Requirements: Skip the pictures and extract all of the lines exactly as written.
------ Entries ------
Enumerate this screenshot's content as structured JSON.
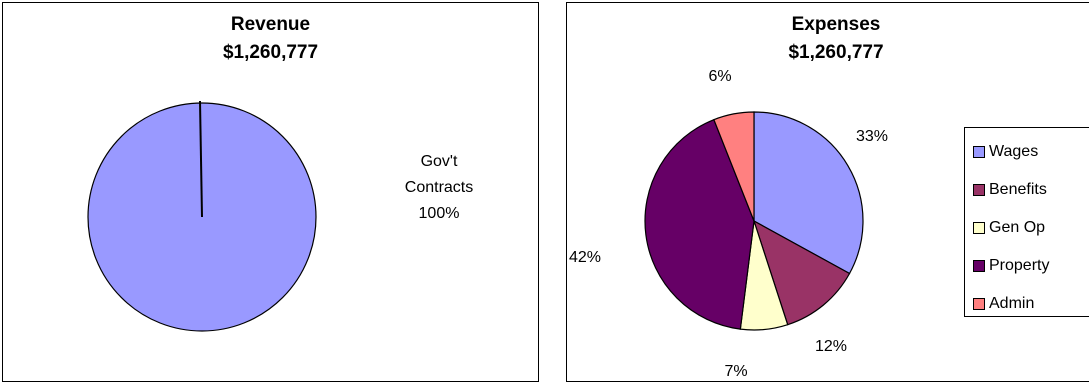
{
  "charts": {
    "revenue": {
      "title": "Revenue",
      "subtitle": "$1,260,777"
    },
    "expenses": {
      "title": "Expenses",
      "subtitle": "$1,260,777"
    }
  },
  "chart_data": [
    {
      "type": "pie",
      "title": "Revenue",
      "subtitle": "$1,260,777",
      "categories": [
        "Gov't Contracts"
      ],
      "values": [
        100
      ],
      "labels": [
        [
          "Gov't",
          "Contracts",
          "100%"
        ]
      ],
      "colors": [
        "#9999ff"
      ]
    },
    {
      "type": "pie",
      "title": "Expenses",
      "subtitle": "$1,260,777",
      "categories": [
        "Wages",
        "Benefits",
        "Gen Op",
        "Property",
        "Admin"
      ],
      "values": [
        33,
        12,
        7,
        42,
        6
      ],
      "labels": [
        "33%",
        "12%",
        "7%",
        "42%",
        "6%"
      ],
      "colors": [
        "#9999ff",
        "#993366",
        "#ffffcc",
        "#660066",
        "#ff8080"
      ],
      "legend_position": "right"
    }
  ]
}
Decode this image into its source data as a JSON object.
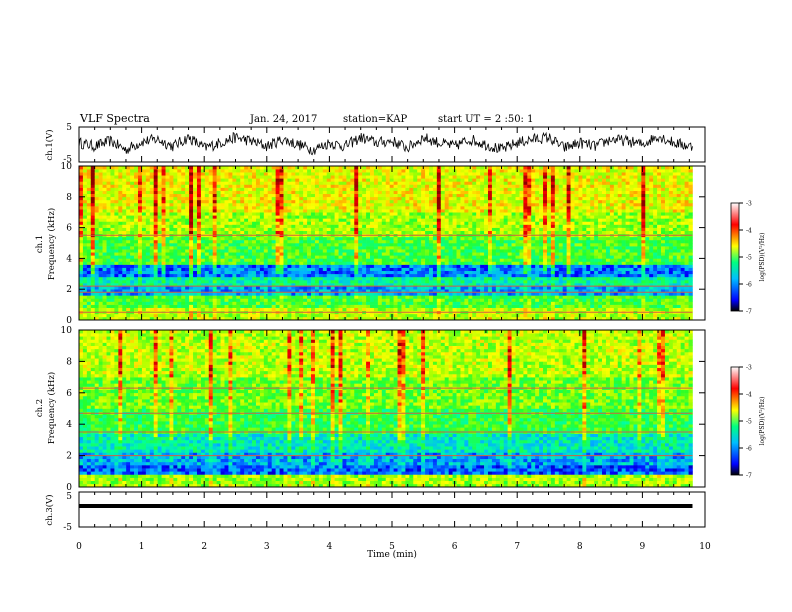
{
  "header": {
    "title": "VLF Spectra",
    "date": "Jan. 24, 2017",
    "station": "station=KAP",
    "start": "start UT =  2 :50: 1"
  },
  "chart_data": [
    {
      "id": "ch1-waveform",
      "type": "line",
      "ylabel": "ch.1(V)",
      "ylim": [
        -5,
        5
      ],
      "yticks": [
        "5",
        "-5"
      ],
      "xlim": [
        0,
        10
      ],
      "series_description": "noisy waveform oscillating roughly between -2 and 3 V",
      "x": [
        0.0,
        0.25,
        0.5,
        0.75,
        1.0,
        1.25,
        1.5,
        1.75,
        2.0,
        2.25,
        2.5,
        2.75,
        3.0,
        3.25,
        3.5,
        3.75,
        4.0,
        4.25,
        4.5,
        4.75,
        5.0,
        5.25,
        5.5,
        5.75,
        6.0,
        6.25,
        6.5,
        6.75,
        7.0,
        7.25,
        7.5,
        7.75,
        8.0,
        8.25,
        8.5,
        8.75,
        9.0,
        9.25,
        9.5,
        9.75
      ],
      "values": [
        0.5,
        -0.5,
        1.0,
        -1.5,
        0.8,
        1.5,
        -0.5,
        2.0,
        -1.0,
        0.5,
        2.0,
        1.0,
        -0.5,
        1.5,
        0.0,
        -1.5,
        0.5,
        -0.5,
        2.0,
        0.5,
        1.0,
        -1.0,
        2.0,
        0.5,
        -0.5,
        1.5,
        0.0,
        -1.5,
        0.5,
        1.5,
        2.0,
        -1.0,
        0.5,
        -0.5,
        1.5,
        1.0,
        0.0,
        2.5,
        0.5,
        -0.5
      ]
    },
    {
      "id": "ch1-spectrogram",
      "type": "heatmap",
      "ylabel": "ch.1\nFrequency (kHz)",
      "ylim": [
        0,
        10
      ],
      "yticks": [
        "0",
        "2",
        "4",
        "6",
        "8",
        "10"
      ],
      "xlim": [
        0,
        10
      ],
      "colorbar": {
        "label": "log(PSD)(V²/Hz)",
        "range": [
          -7,
          -3
        ],
        "ticks": [
          "-3",
          "-4",
          "-5",
          "-6",
          "-7"
        ]
      },
      "bands_kHz_log_psd": [
        {
          "f": [
            0.0,
            0.8
          ],
          "v": -4.5
        },
        {
          "f": [
            0.8,
            1.6
          ],
          "v": -5.0
        },
        {
          "f": [
            1.6,
            2.2
          ],
          "v": -6.0
        },
        {
          "f": [
            2.2,
            2.8
          ],
          "v": -5.5
        },
        {
          "f": [
            2.8,
            3.6
          ],
          "v": -6.2
        },
        {
          "f": [
            3.6,
            5.5
          ],
          "v": -5.0
        },
        {
          "f": [
            5.5,
            7.0
          ],
          "v": -4.6
        },
        {
          "f": [
            7.0,
            10.0
          ],
          "v": -4.3
        }
      ],
      "horizontal_lines_kHz": [
        5.5,
        2.2,
        1.8,
        0.5
      ]
    },
    {
      "id": "ch2-spectrogram",
      "type": "heatmap",
      "ylabel": "ch.2\nFrequency (kHz)",
      "ylim": [
        0,
        10
      ],
      "yticks": [
        "0",
        "2",
        "4",
        "6",
        "8",
        "10"
      ],
      "xlim": [
        0,
        10
      ],
      "colorbar": {
        "label": "log(PSD)(V²/Hz)",
        "range": [
          -7,
          -3
        ],
        "ticks": [
          "-3",
          "-4",
          "-5",
          "-6",
          "-7"
        ]
      },
      "bands_kHz_log_psd": [
        {
          "f": [
            0.0,
            0.8
          ],
          "v": -4.6
        },
        {
          "f": [
            0.8,
            1.5
          ],
          "v": -6.3
        },
        {
          "f": [
            1.5,
            2.3
          ],
          "v": -6.0
        },
        {
          "f": [
            2.3,
            3.5
          ],
          "v": -5.6
        },
        {
          "f": [
            3.5,
            5.0
          ],
          "v": -5.1
        },
        {
          "f": [
            5.0,
            7.0
          ],
          "v": -4.8
        },
        {
          "f": [
            7.0,
            10.0
          ],
          "v": -4.5
        }
      ],
      "horizontal_lines_kHz": [
        6.3,
        4.7,
        3.5,
        2.0
      ]
    },
    {
      "id": "ch3-waveform",
      "type": "line",
      "ylabel": "ch.3(V)",
      "ylim": [
        -5,
        5
      ],
      "yticks": [
        "5",
        "-5"
      ],
      "xlim": [
        0,
        10
      ],
      "x": [
        0,
        9.8
      ],
      "values": [
        1,
        1
      ]
    }
  ],
  "xaxis": {
    "label": "Time (min)",
    "ticks": [
      "0",
      "1",
      "2",
      "3",
      "4",
      "5",
      "6",
      "7",
      "8",
      "9",
      "10"
    ]
  },
  "colors": {
    "colormap": [
      "#000080",
      "#0000ff",
      "#00bfff",
      "#00ff80",
      "#40ff00",
      "#c8ff00",
      "#ffff00",
      "#ff8000",
      "#ff0000",
      "#8b0000"
    ]
  }
}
------
Answer to the exercise:
Enumerate this screenshot's content as structured JSON.
{
  "charts": {
    "revenue": {
      "title": "Revenue",
      "subtitle": "$1,260,777"
    },
    "expenses": {
      "title": "Expenses",
      "subtitle": "$1,260,777"
    }
  },
  "chart_data": [
    {
      "type": "pie",
      "title": "Revenue",
      "subtitle": "$1,260,777",
      "categories": [
        "Gov't Contracts"
      ],
      "values": [
        100
      ],
      "labels": [
        [
          "Gov't",
          "Contracts",
          "100%"
        ]
      ],
      "colors": [
        "#9999ff"
      ]
    },
    {
      "type": "pie",
      "title": "Expenses",
      "subtitle": "$1,260,777",
      "categories": [
        "Wages",
        "Benefits",
        "Gen Op",
        "Property",
        "Admin"
      ],
      "values": [
        33,
        12,
        7,
        42,
        6
      ],
      "labels": [
        "33%",
        "12%",
        "7%",
        "42%",
        "6%"
      ],
      "colors": [
        "#9999ff",
        "#993366",
        "#ffffcc",
        "#660066",
        "#ff8080"
      ],
      "legend_position": "right"
    }
  ]
}
Decode this image into its source data as a JSON object.
{
  "header": {
    "title": "VLF Spectra",
    "date": "Jan. 24, 2017",
    "station": "station=KAP",
    "start": "start UT =  2 :50: 1"
  },
  "chart_data": [
    {
      "id": "ch1-waveform",
      "type": "line",
      "ylabel": "ch.1(V)",
      "ylim": [
        -5,
        5
      ],
      "yticks": [
        "5",
        "-5"
      ],
      "xlim": [
        0,
        10
      ],
      "series_description": "noisy waveform oscillating roughly between -2 and 3 V",
      "x": [
        0.0,
        0.25,
        0.5,
        0.75,
        1.0,
        1.25,
        1.5,
        1.75,
        2.0,
        2.25,
        2.5,
        2.75,
        3.0,
        3.25,
        3.5,
        3.75,
        4.0,
        4.25,
        4.5,
        4.75,
        5.0,
        5.25,
        5.5,
        5.75,
        6.0,
        6.25,
        6.5,
        6.75,
        7.0,
        7.25,
        7.5,
        7.75,
        8.0,
        8.25,
        8.5,
        8.75,
        9.0,
        9.25,
        9.5,
        9.75
      ],
      "values": [
        0.5,
        -0.5,
        1.0,
        -1.5,
        0.8,
        1.5,
        -0.5,
        2.0,
        -1.0,
        0.5,
        2.0,
        1.0,
        -0.5,
        1.5,
        0.0,
        -1.5,
        0.5,
        -0.5,
        2.0,
        0.5,
        1.0,
        -1.0,
        2.0,
        0.5,
        -0.5,
        1.5,
        0.0,
        -1.5,
        0.5,
        1.5,
        2.0,
        -1.0,
        0.5,
        -0.5,
        1.5,
        1.0,
        0.0,
        2.5,
        0.5,
        -0.5
      ]
    },
    {
      "id": "ch1-spectrogram",
      "type": "heatmap",
      "ylabel": "ch.1\nFrequency (kHz)",
      "ylim": [
        0,
        10
      ],
      "yticks": [
        "0",
        "2",
        "4",
        "6",
        "8",
        "10"
      ],
      "xlim": [
        0,
        10
      ],
      "colorbar": {
        "label": "log(PSD)(V²/Hz)",
        "range": [
          -7,
          -3
        ],
        "ticks": [
          "-3",
          "-4",
          "-5",
          "-6",
          "-7"
        ]
      },
      "bands_kHz_log_psd": [
        {
          "f": [
            0.0,
            0.8
          ],
          "v": -4.5
        },
        {
          "f": [
            0.8,
            1.6
          ],
          "v": -5.0
        },
        {
          "f": [
            1.6,
            2.2
          ],
          "v": -6.0
        },
        {
          "f": [
            2.2,
            2.8
          ],
          "v": -5.5
        },
        {
          "f": [
            2.8,
            3.6
          ],
          "v": -6.2
        },
        {
          "f": [
            3.6,
            5.5
          ],
          "v": -5.0
        },
        {
          "f": [
            5.5,
            7.0
          ],
          "v": -4.6
        },
        {
          "f": [
            7.0,
            10.0
          ],
          "v": -4.3
        }
      ],
      "horizontal_lines_kHz": [
        5.5,
        2.2,
        1.8,
        0.5
      ]
    },
    {
      "id": "ch2-spectrogram",
      "type": "heatmap",
      "ylabel": "ch.2\nFrequency (kHz)",
      "ylim": [
        0,
        10
      ],
      "yticks": [
        "0",
        "2",
        "4",
        "6",
        "8",
        "10"
      ],
      "xlim": [
        0,
        10
      ],
      "colorbar": {
        "label": "log(PSD)(V²/Hz)",
        "range": [
          -7,
          -3
        ],
        "ticks": [
          "-3",
          "-4",
          "-5",
          "-6",
          "-7"
        ]
      },
      "bands_kHz_log_psd": [
        {
          "f": [
            0.0,
            0.8
          ],
          "v": -4.6
        },
        {
          "f": [
            0.8,
            1.5
          ],
          "v": -6.3
        },
        {
          "f": [
            1.5,
            2.3
          ],
          "v": -6.0
        },
        {
          "f": [
            2.3,
            3.5
          ],
          "v": -5.6
        },
        {
          "f": [
            3.5,
            5.0
          ],
          "v": -5.1
        },
        {
          "f": [
            5.0,
            7.0
          ],
          "v": -4.8
        },
        {
          "f": [
            7.0,
            10.0
          ],
          "v": -4.5
        }
      ],
      "horizontal_lines_kHz": [
        6.3,
        4.7,
        3.5,
        2.0
      ]
    },
    {
      "id": "ch3-waveform",
      "type": "line",
      "ylabel": "ch.3(V)",
      "ylim": [
        -5,
        5
      ],
      "yticks": [
        "5",
        "-5"
      ],
      "xlim": [
        0,
        10
      ],
      "x": [
        0,
        9.8
      ],
      "values": [
        1,
        1
      ]
    }
  ],
  "xaxis": {
    "label": "Time (min)",
    "ticks": [
      "0",
      "1",
      "2",
      "3",
      "4",
      "5",
      "6",
      "7",
      "8",
      "9",
      "10"
    ]
  },
  "colors": {
    "colormap": [
      "#000080",
      "#0000ff",
      "#00bfff",
      "#00ff80",
      "#40ff00",
      "#c8ff00",
      "#ffff00",
      "#ff8000",
      "#ff0000",
      "#8b0000"
    ]
  }
}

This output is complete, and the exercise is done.